- _TASK GOAL_: Write the rows as a two-column CSV with the columns "prompt" and "response". Give one CSV line per row, with its text and its answer each in a single quoted field and line breaks replaced by spaces. Begin at the line that has "Patent image size: (688, 570)." and stop after the line that has "The front end surface 12 is at (98, 393).".

───

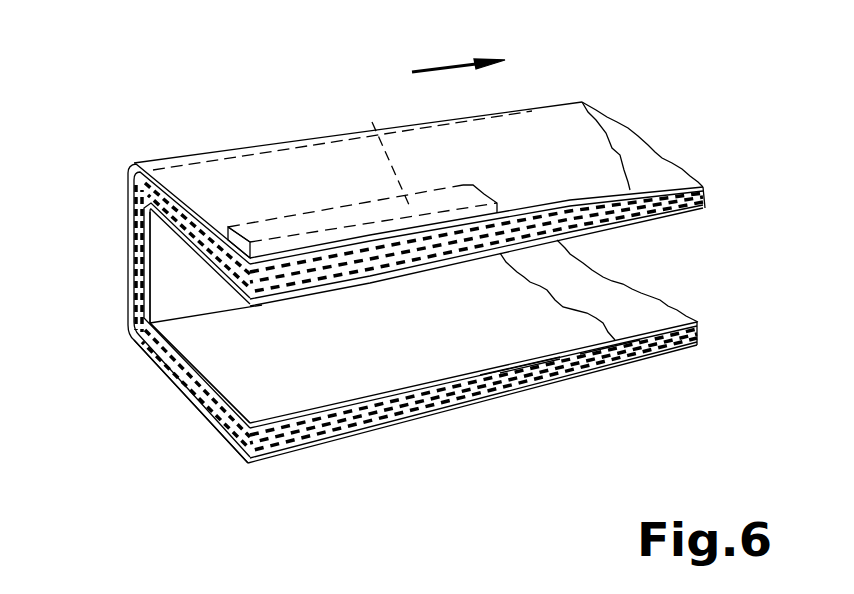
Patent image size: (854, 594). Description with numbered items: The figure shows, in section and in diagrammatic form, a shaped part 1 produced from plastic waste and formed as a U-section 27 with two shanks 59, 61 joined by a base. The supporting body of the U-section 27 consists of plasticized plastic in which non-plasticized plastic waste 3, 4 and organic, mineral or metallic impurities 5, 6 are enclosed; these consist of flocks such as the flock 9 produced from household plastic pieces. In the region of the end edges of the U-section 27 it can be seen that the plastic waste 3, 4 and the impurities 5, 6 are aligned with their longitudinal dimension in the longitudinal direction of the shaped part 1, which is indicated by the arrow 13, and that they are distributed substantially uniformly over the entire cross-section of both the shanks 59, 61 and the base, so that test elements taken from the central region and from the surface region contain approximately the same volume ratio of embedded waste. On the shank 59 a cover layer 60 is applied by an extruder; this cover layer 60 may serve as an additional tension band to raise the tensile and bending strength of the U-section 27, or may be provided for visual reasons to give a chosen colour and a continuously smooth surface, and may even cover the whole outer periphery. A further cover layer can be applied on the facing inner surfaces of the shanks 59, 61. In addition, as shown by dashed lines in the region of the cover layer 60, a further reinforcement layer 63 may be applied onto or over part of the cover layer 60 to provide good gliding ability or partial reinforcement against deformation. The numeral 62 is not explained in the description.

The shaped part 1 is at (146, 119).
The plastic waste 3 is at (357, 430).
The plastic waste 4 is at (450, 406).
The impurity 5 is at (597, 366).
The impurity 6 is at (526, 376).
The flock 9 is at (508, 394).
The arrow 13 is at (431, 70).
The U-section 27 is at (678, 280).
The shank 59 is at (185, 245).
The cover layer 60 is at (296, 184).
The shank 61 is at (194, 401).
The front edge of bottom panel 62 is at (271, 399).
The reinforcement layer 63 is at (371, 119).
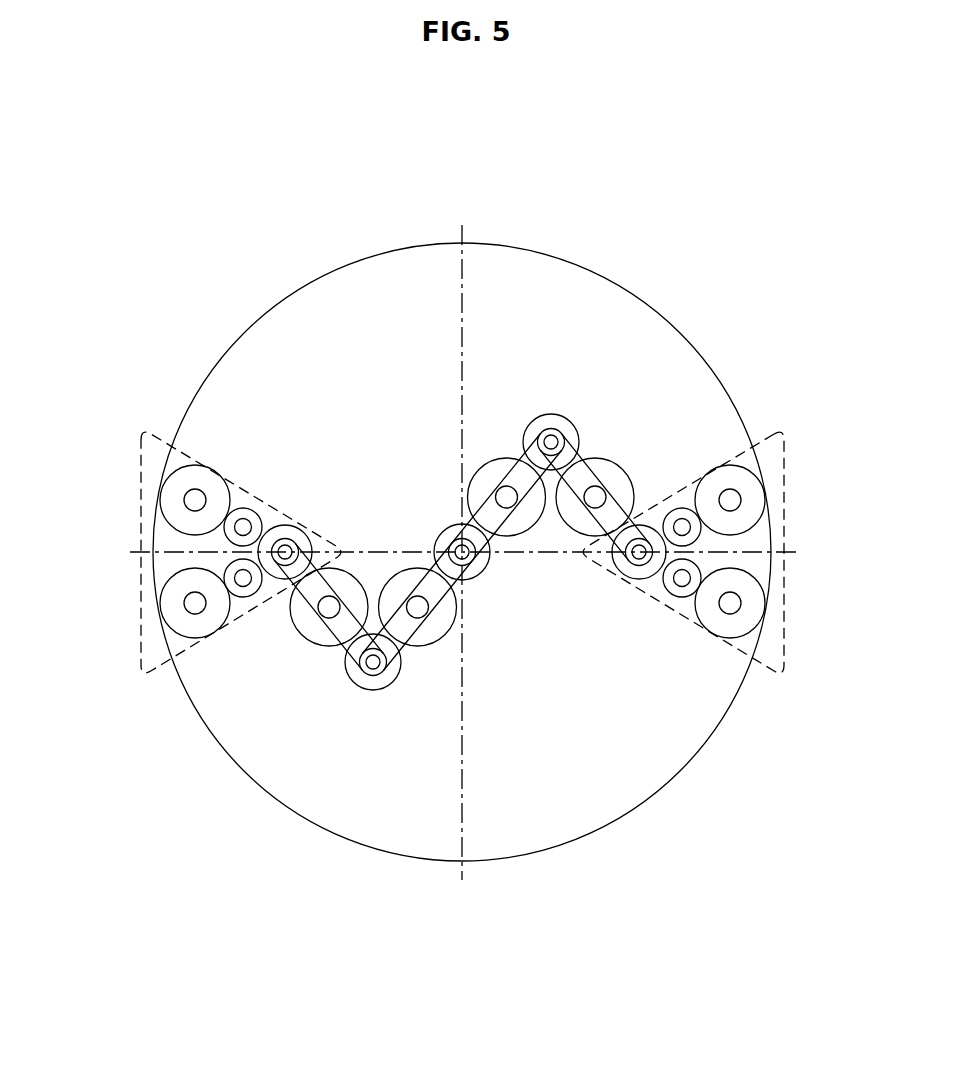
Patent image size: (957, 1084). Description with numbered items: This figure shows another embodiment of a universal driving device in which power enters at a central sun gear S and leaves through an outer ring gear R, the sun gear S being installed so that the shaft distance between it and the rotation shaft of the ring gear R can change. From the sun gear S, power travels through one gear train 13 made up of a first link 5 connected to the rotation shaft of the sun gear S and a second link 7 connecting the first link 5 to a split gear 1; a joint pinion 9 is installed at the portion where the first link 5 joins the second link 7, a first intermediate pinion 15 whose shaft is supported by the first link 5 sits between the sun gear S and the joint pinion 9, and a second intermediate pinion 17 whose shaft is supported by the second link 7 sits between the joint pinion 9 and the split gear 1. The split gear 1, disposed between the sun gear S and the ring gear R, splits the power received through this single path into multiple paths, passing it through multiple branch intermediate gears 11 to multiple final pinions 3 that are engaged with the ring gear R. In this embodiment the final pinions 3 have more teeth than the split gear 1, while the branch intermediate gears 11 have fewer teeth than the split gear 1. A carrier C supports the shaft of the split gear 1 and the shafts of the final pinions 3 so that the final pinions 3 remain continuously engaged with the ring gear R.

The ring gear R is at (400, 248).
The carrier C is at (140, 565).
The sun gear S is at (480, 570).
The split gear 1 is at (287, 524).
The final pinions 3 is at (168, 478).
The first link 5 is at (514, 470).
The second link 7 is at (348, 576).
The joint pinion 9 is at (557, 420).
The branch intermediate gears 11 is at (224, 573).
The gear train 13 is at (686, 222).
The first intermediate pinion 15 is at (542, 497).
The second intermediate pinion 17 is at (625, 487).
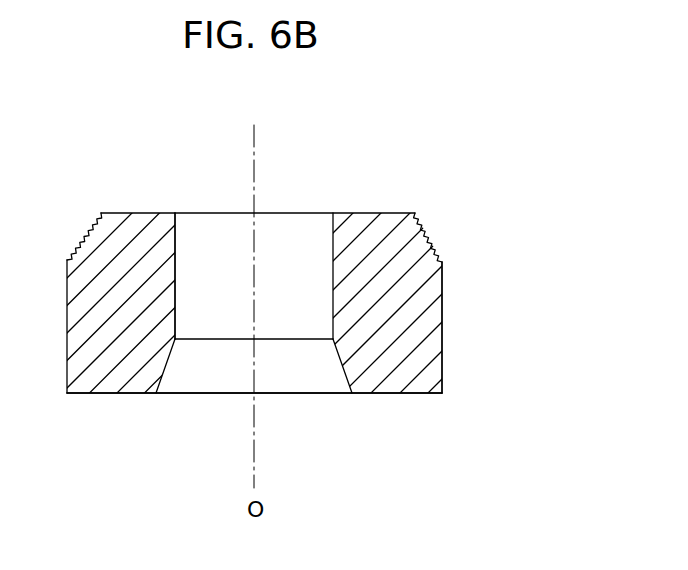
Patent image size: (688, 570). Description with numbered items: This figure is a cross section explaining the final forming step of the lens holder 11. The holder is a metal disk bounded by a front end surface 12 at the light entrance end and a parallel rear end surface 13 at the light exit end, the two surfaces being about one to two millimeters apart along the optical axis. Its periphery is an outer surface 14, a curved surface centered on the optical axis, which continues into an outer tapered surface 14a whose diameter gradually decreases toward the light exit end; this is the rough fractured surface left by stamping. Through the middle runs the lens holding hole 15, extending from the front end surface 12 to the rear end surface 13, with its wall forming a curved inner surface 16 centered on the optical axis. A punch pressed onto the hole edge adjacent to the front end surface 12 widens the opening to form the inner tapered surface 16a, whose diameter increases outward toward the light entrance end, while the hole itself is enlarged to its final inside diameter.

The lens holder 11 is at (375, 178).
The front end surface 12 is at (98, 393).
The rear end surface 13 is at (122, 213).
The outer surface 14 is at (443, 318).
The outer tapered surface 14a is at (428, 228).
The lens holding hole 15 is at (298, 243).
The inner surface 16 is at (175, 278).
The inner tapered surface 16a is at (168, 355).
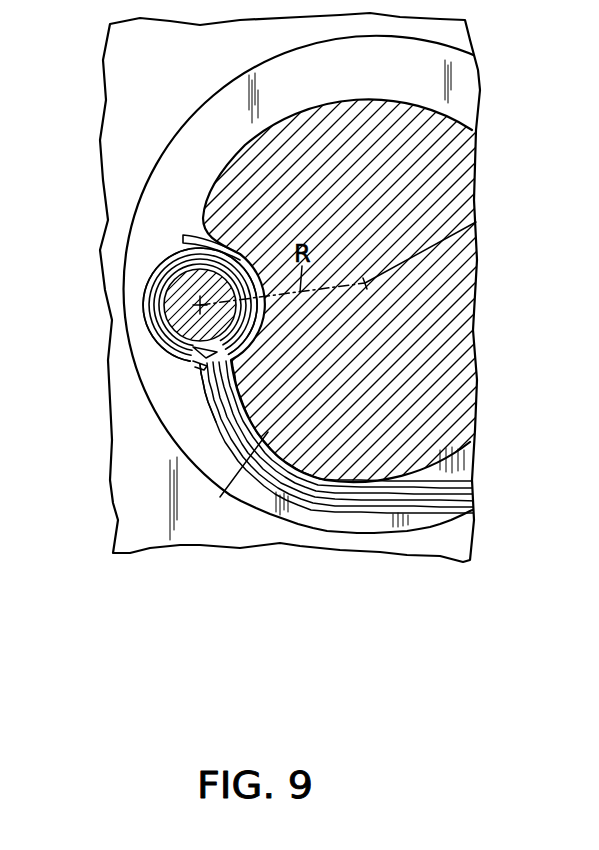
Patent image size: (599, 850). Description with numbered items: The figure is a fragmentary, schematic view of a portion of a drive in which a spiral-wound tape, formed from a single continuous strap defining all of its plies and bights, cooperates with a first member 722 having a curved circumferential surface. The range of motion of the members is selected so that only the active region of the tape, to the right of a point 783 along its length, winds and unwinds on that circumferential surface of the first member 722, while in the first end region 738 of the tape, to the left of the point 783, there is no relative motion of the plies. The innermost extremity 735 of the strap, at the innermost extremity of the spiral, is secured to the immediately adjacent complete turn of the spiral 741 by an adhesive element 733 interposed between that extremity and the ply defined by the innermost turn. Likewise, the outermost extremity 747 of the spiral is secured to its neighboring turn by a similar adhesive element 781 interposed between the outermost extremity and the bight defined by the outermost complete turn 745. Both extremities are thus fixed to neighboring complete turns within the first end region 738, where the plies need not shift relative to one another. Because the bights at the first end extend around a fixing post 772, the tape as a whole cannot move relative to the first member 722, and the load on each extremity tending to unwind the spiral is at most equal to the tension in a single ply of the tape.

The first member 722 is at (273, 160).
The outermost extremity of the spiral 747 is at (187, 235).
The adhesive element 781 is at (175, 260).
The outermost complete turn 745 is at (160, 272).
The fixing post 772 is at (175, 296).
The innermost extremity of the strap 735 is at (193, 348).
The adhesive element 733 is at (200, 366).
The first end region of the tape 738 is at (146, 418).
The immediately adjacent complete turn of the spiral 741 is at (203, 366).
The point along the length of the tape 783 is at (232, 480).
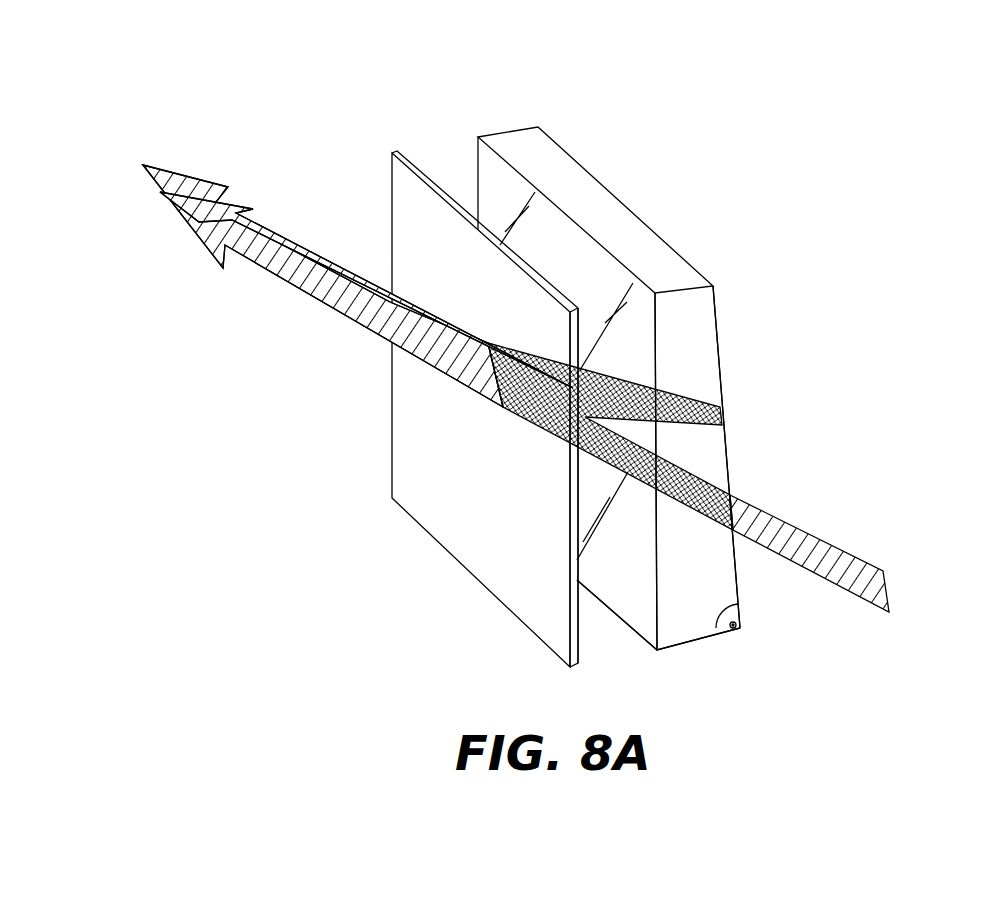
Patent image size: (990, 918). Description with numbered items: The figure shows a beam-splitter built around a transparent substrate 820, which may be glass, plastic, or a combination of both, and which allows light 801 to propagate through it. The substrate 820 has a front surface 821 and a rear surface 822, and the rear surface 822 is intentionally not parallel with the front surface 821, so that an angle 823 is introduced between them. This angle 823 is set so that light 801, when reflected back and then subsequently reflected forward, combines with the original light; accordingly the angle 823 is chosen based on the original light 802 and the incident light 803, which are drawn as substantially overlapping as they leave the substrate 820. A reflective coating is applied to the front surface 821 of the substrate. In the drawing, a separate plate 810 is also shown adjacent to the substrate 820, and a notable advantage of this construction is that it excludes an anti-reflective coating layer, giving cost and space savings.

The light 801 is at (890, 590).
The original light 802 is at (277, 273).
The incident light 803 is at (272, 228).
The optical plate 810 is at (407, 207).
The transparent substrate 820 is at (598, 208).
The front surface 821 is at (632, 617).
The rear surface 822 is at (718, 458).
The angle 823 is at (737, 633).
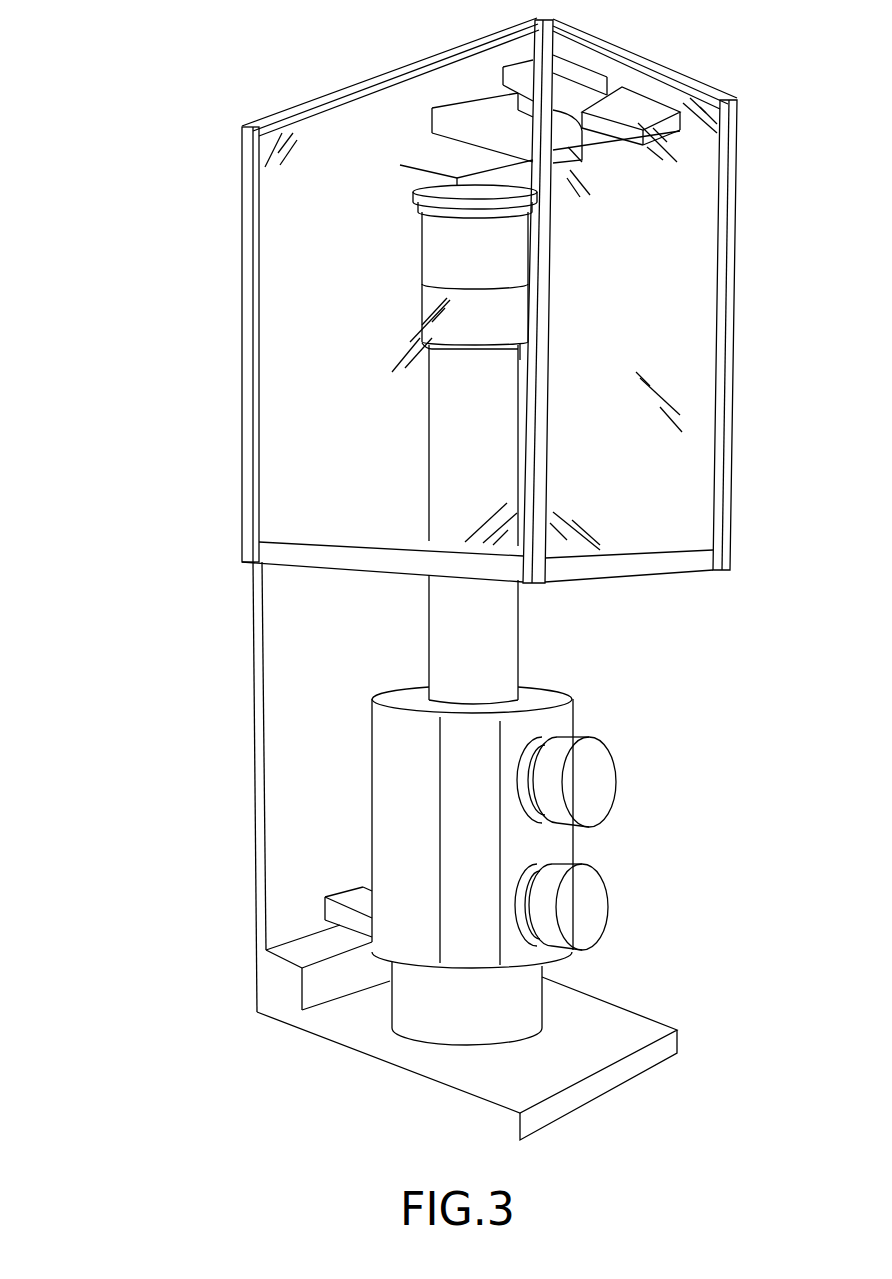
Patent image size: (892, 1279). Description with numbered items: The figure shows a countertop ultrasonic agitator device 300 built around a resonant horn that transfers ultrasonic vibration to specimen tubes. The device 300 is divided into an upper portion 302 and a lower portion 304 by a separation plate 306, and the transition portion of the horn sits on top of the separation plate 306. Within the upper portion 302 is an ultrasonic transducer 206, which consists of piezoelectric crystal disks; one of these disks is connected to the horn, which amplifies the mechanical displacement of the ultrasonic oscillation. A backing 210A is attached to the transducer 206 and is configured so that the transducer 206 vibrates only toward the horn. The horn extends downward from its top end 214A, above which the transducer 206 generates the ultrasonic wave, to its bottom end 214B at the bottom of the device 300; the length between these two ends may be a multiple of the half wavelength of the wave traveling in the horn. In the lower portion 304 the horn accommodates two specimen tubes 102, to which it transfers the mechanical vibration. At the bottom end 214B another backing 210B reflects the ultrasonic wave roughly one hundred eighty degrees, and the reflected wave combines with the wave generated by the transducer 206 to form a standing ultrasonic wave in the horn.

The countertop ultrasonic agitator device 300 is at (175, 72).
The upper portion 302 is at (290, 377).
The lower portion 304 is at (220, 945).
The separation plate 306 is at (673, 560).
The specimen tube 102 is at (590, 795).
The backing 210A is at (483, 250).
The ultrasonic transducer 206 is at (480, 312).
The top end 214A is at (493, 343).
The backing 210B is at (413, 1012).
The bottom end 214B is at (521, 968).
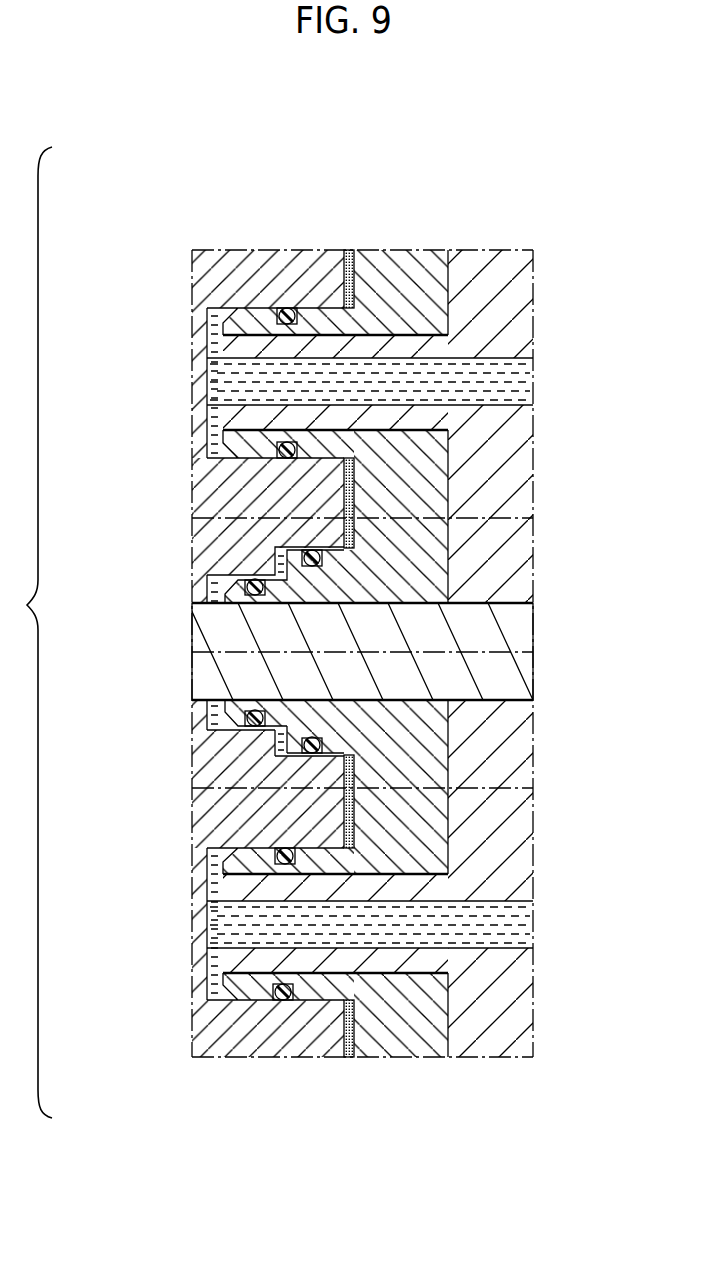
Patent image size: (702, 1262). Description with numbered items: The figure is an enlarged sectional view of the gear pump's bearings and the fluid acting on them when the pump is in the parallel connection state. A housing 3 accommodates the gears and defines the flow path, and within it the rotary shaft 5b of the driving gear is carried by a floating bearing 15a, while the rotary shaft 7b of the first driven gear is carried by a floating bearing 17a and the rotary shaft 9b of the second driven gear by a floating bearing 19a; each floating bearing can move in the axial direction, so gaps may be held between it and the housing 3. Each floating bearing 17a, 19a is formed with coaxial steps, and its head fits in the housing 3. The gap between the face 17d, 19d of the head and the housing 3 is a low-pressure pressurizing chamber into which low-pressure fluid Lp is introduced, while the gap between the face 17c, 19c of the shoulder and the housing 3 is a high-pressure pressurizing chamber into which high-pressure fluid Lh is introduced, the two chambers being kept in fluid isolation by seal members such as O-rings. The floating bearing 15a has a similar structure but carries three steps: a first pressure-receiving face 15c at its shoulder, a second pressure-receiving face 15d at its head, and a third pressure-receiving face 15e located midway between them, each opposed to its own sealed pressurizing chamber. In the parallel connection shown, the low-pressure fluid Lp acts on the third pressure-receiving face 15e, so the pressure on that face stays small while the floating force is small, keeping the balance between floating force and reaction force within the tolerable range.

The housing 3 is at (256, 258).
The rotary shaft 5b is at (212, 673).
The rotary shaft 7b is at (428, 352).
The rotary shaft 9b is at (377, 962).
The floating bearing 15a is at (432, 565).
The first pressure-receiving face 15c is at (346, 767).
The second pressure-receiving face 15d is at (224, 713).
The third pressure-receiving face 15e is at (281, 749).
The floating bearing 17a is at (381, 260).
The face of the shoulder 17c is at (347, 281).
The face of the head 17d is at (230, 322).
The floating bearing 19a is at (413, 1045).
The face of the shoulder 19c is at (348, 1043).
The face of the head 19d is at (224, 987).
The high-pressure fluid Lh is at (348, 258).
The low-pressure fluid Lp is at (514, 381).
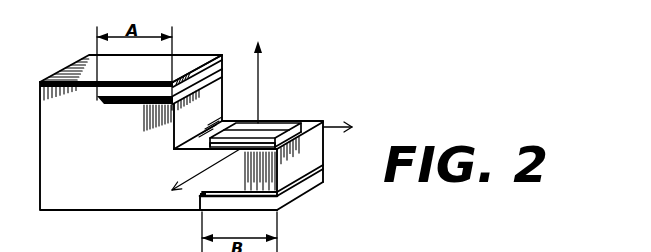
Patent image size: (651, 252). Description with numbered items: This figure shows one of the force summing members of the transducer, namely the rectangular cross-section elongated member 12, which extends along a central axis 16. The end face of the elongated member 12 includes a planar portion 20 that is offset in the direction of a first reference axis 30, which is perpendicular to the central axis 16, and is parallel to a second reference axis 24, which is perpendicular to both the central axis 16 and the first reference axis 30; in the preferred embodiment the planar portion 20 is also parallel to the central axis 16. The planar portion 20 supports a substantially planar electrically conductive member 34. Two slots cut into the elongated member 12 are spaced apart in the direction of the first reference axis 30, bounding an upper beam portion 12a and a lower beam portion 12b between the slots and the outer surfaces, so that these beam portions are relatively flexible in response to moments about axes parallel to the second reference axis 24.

───

- _RESULT OF THE TASK_:
prompt,response
"Patent image size: (688, 570). Description with numbered items: This figure is a cross section explaining the final forming step of the lens holder 11. The holder is a metal disk bounded by a front end surface 12 at the light entrance end and a parallel rear end surface 13 at the light exit end, the two surfaces being about one to two millimeters apart along the optical axis. Its periphery is an outer surface 14, a curved surface centered on the optical axis, which continues into an outer tapered surface 14a whose diameter gradually decreases toward the light exit end; this is the rough fractured surface left by stamping. Through the middle runs the lens holding hole 15, extending from the front end surface 12 to the rear end surface 13, with its wall forming a curved inner surface 16 centered on the optical axis. A punch pressed onto the hole edge adjacent to the front end surface 12 widens the opening to form the inner tapered surface 16a, whose diameter increases outward toward the light entrance end, while the hole itself is enlarged to its final inside diameter.","The lens holder 11 is at (375, 178). The front end surface 12 is at (98, 393)."